● **REQUIRED TASK**: Quote the stretch from the start of the material through the line containing "time-axis-label: 28 Dec", both ends included, reproducing every line without change.

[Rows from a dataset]
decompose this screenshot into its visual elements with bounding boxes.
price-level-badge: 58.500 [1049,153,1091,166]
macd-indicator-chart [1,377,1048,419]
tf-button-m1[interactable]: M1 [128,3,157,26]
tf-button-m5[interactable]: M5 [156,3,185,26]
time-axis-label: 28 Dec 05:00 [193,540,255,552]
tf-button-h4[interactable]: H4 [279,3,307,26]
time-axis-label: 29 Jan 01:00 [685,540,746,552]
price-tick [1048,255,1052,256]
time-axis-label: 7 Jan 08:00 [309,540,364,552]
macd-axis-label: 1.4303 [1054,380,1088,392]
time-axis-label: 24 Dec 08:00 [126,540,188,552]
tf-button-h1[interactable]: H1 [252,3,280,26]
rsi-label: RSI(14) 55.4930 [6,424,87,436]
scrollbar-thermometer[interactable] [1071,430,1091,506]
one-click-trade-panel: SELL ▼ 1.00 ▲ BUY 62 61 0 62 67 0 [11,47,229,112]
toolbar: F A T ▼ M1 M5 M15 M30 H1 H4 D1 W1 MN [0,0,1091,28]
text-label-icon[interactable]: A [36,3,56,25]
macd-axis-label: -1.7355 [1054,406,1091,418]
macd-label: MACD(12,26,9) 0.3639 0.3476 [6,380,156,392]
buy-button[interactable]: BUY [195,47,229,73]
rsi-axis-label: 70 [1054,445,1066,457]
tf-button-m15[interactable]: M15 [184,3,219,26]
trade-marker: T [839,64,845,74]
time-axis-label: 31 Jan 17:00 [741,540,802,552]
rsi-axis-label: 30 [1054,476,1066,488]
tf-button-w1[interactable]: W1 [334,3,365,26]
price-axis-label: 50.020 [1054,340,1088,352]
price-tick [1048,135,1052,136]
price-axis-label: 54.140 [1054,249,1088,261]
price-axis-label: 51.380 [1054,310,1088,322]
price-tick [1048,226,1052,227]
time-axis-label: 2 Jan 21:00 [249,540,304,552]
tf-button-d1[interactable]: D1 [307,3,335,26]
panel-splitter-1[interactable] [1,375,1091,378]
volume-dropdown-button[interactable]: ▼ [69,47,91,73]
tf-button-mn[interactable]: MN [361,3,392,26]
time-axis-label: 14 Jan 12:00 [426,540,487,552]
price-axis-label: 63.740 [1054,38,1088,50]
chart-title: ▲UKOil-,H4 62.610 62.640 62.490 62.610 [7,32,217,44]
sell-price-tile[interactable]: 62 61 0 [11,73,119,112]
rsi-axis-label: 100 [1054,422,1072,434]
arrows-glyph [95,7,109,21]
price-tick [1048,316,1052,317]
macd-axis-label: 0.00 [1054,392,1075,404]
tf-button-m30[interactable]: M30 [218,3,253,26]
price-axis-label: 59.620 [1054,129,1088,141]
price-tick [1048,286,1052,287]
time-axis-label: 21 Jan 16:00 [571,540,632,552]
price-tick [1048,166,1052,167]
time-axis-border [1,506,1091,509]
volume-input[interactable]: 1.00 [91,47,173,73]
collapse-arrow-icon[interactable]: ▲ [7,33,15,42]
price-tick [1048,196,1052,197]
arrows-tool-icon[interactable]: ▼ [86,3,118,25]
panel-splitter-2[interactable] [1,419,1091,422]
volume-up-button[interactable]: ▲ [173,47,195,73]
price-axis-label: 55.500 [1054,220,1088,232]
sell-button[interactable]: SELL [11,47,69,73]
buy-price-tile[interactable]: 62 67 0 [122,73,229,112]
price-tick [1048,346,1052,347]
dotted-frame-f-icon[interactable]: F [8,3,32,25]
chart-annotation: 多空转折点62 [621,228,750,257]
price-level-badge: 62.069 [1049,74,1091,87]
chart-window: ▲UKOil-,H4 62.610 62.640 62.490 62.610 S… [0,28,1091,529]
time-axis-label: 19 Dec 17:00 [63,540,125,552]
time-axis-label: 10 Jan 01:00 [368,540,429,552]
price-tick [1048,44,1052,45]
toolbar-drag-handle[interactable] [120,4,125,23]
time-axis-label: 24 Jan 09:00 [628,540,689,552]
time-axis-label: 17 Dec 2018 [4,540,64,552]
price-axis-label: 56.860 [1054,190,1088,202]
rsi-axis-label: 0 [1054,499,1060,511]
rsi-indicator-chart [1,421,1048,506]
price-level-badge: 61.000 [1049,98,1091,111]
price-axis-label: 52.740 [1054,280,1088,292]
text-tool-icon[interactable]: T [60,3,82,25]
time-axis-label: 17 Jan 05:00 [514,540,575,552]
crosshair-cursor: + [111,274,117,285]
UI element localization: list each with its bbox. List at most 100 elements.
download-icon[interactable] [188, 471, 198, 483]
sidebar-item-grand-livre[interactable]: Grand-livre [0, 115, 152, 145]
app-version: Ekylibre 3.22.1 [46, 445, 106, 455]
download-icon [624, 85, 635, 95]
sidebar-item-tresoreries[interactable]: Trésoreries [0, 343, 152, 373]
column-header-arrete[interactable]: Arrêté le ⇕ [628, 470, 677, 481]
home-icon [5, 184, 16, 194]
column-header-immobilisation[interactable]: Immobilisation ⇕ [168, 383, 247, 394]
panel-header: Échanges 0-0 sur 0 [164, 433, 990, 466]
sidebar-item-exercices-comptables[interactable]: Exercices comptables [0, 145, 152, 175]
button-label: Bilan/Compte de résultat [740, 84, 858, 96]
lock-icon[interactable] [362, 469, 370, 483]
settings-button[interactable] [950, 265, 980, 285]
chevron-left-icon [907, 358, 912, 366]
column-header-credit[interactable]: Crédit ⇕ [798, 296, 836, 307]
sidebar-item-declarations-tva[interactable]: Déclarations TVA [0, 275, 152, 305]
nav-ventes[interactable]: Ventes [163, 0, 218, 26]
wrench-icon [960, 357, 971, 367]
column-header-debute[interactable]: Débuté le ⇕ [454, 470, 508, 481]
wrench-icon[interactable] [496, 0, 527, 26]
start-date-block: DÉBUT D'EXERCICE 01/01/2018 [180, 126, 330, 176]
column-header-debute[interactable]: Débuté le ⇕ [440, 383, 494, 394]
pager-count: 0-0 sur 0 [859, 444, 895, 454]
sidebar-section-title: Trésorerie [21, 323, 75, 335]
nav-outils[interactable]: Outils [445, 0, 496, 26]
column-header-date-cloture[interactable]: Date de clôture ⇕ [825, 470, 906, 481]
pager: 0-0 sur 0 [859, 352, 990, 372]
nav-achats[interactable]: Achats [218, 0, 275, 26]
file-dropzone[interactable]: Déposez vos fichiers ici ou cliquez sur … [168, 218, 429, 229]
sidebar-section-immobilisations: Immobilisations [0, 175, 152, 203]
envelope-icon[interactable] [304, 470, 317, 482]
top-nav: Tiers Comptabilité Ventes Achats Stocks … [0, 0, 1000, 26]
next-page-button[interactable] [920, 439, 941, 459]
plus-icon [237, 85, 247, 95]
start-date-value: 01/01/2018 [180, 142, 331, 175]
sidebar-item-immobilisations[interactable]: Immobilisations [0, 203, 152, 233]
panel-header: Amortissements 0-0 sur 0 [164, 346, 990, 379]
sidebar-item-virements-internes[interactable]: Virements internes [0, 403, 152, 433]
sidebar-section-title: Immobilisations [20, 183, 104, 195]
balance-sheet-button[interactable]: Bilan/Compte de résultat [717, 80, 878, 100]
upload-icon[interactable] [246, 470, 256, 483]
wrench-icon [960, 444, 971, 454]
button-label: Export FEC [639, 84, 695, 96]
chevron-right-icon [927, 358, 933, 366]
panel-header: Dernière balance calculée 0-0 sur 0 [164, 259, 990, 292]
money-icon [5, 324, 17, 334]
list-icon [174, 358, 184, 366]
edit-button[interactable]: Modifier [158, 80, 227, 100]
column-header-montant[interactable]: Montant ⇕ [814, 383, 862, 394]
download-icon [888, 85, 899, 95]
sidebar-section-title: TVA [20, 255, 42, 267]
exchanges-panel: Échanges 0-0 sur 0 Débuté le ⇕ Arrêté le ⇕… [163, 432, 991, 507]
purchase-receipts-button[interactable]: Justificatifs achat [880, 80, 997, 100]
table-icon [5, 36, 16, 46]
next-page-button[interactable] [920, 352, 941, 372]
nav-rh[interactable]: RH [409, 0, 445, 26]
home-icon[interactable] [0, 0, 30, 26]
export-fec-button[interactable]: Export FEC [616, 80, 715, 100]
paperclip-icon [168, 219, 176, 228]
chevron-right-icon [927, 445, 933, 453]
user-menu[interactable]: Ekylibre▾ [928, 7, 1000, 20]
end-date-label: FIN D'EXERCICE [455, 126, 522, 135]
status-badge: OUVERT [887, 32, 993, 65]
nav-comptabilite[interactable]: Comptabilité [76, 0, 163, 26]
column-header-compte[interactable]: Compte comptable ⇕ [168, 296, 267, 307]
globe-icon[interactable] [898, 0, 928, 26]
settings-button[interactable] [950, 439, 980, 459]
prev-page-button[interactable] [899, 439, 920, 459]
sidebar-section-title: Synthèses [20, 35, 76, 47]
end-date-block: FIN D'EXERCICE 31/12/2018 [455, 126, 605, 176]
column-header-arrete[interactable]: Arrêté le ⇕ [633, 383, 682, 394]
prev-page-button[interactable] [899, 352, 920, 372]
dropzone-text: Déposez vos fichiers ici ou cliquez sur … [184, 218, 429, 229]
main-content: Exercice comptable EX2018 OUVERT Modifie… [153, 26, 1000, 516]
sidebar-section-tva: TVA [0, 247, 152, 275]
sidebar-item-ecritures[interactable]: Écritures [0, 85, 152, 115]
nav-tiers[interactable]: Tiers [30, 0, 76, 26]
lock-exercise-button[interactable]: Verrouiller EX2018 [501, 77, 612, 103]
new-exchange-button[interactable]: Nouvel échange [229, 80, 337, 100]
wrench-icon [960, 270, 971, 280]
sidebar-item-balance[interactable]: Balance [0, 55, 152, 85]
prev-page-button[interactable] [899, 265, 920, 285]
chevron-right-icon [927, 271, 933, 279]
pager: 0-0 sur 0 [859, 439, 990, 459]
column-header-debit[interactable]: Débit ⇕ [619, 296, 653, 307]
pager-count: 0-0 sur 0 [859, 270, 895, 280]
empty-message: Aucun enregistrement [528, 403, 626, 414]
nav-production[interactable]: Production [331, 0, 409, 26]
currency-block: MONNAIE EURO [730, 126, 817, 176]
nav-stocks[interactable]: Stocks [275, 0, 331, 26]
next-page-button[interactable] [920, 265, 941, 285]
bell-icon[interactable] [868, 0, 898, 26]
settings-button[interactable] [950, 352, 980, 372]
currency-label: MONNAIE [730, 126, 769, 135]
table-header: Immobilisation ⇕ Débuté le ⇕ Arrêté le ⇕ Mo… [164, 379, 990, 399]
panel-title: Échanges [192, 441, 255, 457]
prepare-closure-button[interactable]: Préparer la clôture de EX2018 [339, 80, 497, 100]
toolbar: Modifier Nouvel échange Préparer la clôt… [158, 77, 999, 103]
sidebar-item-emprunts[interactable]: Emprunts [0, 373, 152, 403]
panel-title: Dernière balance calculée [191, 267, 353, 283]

● **RIGHT ANSWER**:
decompose this screenshot into its visual elements with bounding boxes.
price-level-badge: 58.500 [1049,153,1091,166]
macd-indicator-chart [1,377,1048,419]
tf-button-m1[interactable]: M1 [128,3,157,26]
tf-button-m5[interactable]: M5 [156,3,185,26]
time-axis-label: 28 Dec 05:00 [193,540,255,552]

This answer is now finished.